= Beginning of Section =

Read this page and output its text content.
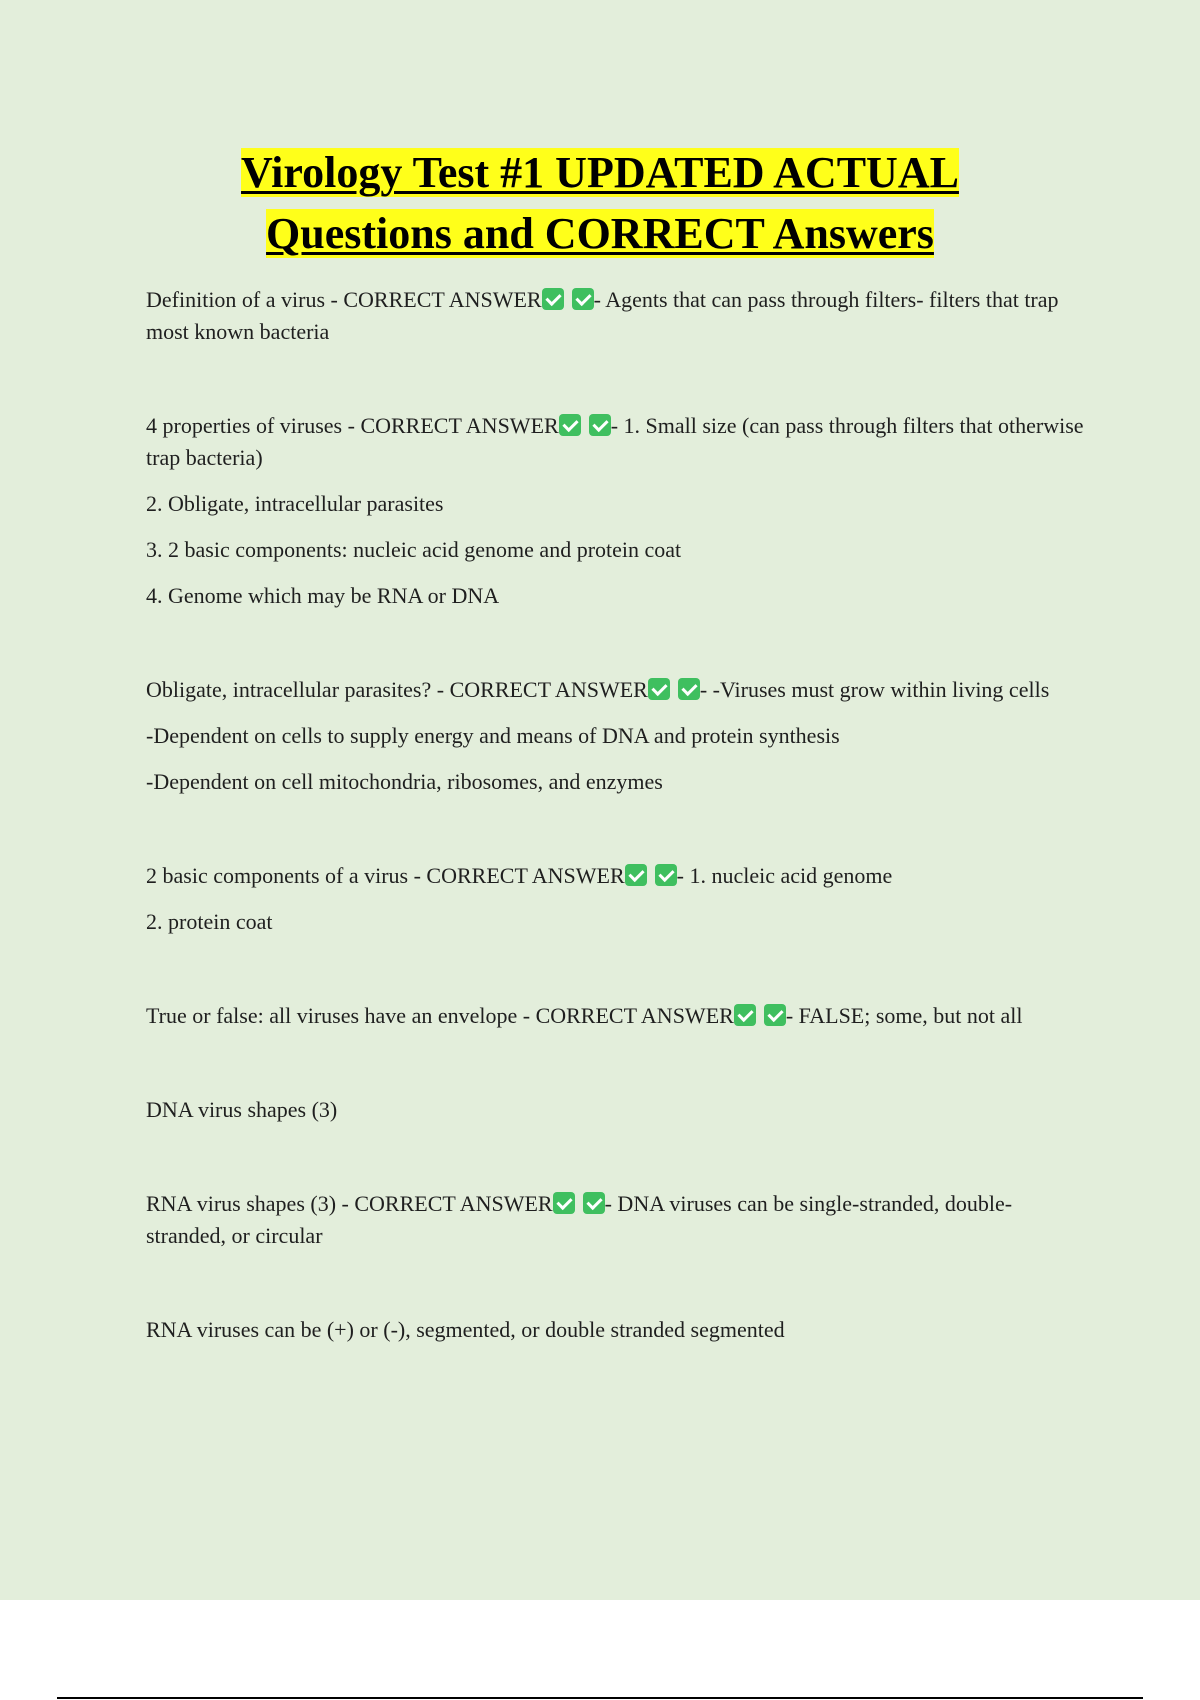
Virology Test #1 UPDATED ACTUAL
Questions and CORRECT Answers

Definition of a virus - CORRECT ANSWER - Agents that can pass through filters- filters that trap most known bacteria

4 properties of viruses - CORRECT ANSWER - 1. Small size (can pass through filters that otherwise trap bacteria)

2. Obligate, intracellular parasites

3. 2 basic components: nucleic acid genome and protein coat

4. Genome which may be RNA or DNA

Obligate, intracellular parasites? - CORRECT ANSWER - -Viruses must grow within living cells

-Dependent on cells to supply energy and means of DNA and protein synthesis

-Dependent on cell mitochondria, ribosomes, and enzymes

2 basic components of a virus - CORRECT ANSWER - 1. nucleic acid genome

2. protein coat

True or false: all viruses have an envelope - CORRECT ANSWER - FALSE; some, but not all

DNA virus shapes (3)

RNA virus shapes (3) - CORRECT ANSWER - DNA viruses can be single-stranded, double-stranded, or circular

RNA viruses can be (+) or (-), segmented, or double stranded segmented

= End of Section =
= Beginning of Section =

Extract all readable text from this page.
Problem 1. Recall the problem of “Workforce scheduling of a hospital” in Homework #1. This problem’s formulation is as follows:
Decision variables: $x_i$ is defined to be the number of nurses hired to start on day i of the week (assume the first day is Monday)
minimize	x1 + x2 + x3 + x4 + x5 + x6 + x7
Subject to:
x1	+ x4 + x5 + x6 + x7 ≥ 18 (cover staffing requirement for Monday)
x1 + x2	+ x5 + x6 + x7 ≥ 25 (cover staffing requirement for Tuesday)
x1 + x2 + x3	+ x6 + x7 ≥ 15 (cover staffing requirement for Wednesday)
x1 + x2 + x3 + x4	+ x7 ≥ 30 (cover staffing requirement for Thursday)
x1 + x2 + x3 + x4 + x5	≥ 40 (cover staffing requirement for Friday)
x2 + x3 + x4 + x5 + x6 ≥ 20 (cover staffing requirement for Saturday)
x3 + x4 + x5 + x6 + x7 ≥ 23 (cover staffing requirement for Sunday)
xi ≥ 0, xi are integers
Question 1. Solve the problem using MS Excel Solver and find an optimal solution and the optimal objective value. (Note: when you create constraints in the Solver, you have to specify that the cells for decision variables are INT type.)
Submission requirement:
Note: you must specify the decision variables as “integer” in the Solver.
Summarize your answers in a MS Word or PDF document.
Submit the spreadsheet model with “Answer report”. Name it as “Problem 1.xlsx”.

= End of Section =

→ Task instructions: Return each line of the records above in which the word "trap" occurs.

→ The completed task:
Definition of a virus - CORRECT ANSWER - Agents that can pass through filters- filters that trap most known bacteria
4 properties of viruses - CORRECT ANSWER - 1. Small size (can pass through filters that otherwise trap bacteria)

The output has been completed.